- What this task involves -
Return a copy of every line in the records that includes the word "Give".

## BEGIN

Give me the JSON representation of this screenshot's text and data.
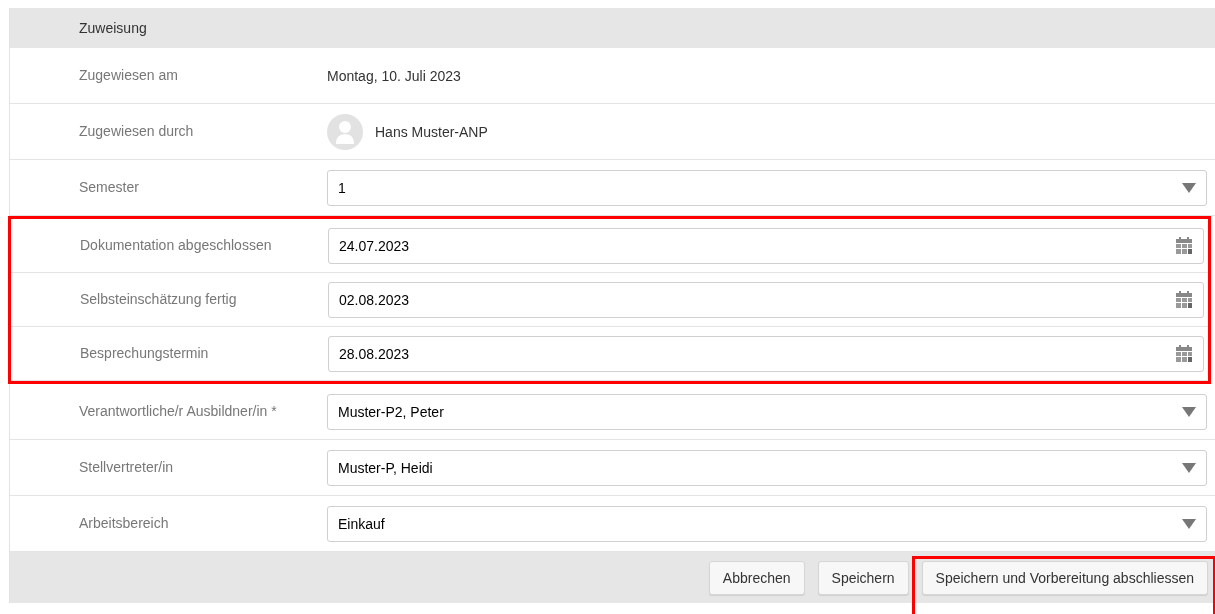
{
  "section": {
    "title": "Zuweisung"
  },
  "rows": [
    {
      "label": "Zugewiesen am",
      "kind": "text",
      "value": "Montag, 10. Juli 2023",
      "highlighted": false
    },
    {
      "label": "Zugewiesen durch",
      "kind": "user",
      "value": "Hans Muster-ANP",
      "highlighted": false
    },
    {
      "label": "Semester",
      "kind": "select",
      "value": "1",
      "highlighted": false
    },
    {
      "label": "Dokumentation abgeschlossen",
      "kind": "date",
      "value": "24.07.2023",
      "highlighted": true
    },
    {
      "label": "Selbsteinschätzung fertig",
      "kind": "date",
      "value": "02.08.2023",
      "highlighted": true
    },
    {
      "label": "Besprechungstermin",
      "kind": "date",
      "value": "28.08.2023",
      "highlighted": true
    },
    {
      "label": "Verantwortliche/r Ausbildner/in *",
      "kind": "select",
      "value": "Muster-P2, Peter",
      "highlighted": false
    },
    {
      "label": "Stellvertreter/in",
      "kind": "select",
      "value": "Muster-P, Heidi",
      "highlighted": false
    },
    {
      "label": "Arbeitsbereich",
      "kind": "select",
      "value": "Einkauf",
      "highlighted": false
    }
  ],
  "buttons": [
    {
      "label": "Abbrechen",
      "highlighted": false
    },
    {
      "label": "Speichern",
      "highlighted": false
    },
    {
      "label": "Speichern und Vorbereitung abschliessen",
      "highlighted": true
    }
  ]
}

## END
## BEGIN

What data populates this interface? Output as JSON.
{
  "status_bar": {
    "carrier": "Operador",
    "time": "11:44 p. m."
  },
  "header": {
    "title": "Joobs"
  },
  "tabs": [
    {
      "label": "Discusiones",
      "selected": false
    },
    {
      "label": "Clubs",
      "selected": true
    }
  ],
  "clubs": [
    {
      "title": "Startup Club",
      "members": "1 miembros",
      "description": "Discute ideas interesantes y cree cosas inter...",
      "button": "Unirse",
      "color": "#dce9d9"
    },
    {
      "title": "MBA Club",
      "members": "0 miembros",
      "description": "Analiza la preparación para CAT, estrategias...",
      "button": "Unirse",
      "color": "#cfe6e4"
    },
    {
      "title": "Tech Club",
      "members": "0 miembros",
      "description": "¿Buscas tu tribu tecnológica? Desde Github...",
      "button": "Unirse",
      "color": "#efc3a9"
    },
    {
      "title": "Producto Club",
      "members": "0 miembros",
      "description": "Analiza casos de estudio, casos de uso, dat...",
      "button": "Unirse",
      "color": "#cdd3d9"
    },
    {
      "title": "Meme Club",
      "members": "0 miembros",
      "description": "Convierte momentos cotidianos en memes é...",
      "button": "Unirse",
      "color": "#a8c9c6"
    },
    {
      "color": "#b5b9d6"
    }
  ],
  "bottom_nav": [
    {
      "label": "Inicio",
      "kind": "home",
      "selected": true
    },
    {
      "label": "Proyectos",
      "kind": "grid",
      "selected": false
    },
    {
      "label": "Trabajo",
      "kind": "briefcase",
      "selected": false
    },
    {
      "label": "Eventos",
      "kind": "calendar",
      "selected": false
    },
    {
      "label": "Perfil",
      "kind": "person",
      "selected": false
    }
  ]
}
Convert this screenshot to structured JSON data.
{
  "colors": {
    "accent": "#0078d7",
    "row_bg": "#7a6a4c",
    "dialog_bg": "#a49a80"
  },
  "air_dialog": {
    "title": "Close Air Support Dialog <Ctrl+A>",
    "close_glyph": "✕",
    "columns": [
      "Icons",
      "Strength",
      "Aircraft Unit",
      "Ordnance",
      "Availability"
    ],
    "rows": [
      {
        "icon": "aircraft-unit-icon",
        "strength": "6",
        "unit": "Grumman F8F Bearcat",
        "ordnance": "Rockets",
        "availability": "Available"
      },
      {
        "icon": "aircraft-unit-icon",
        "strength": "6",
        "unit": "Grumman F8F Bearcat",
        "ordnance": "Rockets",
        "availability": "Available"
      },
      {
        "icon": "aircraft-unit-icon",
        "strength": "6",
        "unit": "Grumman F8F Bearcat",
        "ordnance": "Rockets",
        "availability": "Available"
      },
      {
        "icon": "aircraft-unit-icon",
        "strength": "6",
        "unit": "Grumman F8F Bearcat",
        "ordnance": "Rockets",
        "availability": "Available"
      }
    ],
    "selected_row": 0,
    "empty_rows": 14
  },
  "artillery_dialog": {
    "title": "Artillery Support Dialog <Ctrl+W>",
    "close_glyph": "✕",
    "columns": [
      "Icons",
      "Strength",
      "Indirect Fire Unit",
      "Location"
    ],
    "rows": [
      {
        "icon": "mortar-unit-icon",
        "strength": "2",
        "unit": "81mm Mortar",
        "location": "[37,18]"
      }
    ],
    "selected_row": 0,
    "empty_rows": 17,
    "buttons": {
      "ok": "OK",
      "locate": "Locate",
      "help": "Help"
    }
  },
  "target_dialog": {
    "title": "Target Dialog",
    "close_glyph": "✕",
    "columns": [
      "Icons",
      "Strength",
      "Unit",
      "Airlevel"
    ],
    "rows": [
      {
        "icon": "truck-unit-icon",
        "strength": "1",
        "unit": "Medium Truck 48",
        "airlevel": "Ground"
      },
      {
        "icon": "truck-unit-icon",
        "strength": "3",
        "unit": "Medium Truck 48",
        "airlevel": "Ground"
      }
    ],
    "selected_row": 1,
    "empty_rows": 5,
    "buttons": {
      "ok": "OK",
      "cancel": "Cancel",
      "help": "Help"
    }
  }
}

## END
## BEGIN

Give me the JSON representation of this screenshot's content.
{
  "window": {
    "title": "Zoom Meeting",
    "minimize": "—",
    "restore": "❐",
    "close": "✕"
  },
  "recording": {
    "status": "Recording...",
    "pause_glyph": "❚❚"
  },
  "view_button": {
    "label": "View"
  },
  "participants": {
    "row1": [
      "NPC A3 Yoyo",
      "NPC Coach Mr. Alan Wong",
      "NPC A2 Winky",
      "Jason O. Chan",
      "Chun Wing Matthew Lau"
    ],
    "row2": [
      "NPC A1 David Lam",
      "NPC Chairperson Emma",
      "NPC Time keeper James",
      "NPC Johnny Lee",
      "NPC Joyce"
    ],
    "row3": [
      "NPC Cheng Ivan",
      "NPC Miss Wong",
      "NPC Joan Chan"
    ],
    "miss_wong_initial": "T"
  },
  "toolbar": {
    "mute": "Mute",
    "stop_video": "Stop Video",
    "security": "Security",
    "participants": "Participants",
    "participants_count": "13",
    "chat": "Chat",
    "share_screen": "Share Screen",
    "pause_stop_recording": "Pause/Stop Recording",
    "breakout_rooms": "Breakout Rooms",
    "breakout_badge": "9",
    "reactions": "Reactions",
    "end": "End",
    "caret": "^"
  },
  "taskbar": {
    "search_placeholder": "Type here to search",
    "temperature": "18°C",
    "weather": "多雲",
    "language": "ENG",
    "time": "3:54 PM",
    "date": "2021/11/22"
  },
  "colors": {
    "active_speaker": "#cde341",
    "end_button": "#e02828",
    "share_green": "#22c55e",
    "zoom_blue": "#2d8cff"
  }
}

## END

- Exercise result -
Give me the JSON representation of this screenshot's text and data.
Give me the JSON representation of this screenshot's content.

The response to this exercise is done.